Aim of the exercise |
Pick out each line of the records that includes the string "combats", and copy it.

Records shown |
⟨

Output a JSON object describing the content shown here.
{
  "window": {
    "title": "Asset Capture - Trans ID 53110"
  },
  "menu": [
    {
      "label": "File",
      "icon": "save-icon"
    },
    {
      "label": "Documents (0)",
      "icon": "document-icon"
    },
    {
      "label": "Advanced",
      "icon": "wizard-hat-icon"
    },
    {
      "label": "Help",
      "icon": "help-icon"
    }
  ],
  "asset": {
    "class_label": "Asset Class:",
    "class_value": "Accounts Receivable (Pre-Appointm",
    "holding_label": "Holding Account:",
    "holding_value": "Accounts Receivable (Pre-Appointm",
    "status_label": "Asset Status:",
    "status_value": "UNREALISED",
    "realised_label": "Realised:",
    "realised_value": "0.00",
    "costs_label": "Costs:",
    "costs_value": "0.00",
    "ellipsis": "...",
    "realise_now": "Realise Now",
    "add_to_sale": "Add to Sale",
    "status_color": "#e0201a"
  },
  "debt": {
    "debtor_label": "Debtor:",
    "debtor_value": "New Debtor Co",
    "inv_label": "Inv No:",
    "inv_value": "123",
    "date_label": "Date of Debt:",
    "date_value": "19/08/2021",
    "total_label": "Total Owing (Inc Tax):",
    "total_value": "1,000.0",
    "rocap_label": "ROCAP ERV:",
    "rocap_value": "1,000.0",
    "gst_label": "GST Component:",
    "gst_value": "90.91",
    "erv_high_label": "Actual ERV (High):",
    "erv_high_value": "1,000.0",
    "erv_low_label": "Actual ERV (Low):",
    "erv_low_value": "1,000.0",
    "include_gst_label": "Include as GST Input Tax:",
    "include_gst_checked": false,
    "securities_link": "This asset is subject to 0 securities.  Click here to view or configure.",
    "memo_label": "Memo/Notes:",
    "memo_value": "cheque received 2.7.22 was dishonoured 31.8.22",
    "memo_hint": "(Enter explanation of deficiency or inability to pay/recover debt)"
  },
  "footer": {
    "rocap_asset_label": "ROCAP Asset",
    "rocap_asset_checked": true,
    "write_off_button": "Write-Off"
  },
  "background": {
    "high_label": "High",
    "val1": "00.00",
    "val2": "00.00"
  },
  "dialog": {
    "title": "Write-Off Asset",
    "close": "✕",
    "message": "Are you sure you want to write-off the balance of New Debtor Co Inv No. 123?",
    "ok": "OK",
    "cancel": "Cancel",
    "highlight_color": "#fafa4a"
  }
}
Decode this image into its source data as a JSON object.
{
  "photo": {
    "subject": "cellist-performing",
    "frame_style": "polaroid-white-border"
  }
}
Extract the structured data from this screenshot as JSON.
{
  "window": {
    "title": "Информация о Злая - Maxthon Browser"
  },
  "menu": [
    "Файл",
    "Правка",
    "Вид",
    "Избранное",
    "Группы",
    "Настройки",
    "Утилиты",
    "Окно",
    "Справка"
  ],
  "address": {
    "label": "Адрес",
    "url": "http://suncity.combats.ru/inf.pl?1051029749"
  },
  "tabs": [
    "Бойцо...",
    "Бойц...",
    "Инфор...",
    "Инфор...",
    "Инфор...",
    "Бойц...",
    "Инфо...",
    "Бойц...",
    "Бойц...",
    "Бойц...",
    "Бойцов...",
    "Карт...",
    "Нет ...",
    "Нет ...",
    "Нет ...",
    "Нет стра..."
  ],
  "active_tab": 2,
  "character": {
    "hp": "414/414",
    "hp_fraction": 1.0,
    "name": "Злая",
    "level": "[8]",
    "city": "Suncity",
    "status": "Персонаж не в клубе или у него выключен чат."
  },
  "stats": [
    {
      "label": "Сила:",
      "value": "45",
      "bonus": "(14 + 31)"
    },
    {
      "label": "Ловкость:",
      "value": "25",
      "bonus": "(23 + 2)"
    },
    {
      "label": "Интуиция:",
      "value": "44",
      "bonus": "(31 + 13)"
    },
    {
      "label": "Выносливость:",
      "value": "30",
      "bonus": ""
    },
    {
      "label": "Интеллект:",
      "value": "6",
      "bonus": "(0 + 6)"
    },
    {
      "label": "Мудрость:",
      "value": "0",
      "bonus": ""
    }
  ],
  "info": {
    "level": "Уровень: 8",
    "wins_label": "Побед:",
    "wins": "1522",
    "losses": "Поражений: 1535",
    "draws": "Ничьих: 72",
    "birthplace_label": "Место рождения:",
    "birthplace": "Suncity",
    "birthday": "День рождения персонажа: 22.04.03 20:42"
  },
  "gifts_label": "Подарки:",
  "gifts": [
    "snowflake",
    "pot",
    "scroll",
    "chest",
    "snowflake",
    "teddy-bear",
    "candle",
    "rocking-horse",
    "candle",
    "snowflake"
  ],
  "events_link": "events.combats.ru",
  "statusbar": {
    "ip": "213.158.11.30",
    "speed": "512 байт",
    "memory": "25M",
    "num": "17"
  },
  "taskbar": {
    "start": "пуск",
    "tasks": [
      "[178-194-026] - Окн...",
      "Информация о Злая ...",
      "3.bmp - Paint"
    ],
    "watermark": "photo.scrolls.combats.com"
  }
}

⟩

Result |
    "url": "http://suncity.combats.ru/inf.pl?1051029749"
  "events_link": "events.combats.ru",
    "watermark": "photo.scrolls.combats.com"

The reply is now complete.